**WRITTEN EXERCISE:** Work through the listing below and count the lines that hold "hoikkuus". Answer with the number alone.

Records contained in a dataset:
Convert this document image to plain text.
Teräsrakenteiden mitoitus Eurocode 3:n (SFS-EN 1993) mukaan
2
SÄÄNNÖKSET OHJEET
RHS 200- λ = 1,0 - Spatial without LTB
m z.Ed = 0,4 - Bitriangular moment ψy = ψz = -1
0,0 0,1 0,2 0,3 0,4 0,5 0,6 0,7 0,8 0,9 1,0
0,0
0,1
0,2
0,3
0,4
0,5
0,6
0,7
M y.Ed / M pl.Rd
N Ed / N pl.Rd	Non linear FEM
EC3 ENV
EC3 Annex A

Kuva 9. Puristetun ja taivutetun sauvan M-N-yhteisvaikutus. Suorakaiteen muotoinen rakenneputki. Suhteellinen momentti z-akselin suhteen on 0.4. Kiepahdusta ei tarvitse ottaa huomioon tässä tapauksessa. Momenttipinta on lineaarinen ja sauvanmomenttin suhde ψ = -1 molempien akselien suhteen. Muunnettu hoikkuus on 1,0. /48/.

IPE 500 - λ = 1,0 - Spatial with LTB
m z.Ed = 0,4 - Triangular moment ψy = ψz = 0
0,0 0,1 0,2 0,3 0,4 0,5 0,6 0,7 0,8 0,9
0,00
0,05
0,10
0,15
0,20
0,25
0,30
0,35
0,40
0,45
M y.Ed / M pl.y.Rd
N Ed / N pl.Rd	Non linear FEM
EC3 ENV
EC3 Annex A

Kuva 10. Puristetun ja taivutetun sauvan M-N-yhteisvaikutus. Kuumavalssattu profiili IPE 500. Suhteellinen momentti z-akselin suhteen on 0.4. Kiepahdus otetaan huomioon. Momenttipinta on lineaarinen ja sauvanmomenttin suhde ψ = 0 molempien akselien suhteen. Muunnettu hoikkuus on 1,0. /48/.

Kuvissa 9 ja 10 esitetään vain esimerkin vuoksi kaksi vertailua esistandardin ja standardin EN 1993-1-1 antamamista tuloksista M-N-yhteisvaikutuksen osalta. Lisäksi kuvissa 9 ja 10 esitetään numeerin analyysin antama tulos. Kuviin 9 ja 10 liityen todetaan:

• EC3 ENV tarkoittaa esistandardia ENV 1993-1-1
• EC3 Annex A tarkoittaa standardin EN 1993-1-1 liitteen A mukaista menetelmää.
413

* * *

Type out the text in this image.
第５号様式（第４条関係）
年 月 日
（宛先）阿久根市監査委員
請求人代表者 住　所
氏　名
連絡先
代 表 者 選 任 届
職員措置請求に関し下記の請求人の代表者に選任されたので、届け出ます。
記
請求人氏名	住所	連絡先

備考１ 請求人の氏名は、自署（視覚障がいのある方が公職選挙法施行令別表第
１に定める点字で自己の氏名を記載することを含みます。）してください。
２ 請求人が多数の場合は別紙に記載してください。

--

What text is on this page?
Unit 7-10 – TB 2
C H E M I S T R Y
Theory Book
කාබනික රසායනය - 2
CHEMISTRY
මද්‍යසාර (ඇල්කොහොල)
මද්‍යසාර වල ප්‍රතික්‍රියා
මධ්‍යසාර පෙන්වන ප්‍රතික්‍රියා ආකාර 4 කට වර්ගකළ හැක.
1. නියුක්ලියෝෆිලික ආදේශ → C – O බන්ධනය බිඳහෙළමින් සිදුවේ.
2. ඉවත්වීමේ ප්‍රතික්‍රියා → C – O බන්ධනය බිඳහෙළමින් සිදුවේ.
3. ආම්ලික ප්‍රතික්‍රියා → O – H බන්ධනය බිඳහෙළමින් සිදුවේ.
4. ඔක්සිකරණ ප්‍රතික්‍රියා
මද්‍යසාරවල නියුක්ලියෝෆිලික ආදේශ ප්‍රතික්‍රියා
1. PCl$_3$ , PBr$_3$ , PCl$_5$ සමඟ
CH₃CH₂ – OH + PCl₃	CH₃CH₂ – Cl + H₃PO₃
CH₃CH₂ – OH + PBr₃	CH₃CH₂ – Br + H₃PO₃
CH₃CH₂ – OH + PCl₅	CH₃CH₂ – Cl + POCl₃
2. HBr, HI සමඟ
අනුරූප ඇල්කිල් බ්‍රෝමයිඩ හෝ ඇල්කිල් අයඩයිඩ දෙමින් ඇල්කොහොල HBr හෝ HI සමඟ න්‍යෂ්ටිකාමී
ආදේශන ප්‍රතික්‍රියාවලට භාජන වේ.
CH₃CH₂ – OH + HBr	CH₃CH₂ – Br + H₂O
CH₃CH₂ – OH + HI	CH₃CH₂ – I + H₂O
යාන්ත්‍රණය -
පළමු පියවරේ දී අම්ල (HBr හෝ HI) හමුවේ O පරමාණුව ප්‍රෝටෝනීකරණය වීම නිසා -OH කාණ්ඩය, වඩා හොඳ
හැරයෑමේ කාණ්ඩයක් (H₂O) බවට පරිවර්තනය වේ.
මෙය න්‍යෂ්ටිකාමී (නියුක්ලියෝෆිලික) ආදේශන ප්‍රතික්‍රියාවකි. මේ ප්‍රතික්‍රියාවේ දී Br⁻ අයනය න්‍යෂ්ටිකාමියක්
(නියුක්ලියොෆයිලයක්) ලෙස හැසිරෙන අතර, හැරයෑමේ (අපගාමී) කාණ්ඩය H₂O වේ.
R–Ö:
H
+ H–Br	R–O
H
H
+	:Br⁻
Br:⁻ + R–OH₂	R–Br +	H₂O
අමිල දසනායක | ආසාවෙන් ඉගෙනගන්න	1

**EXERCISE SOLUTION:** 2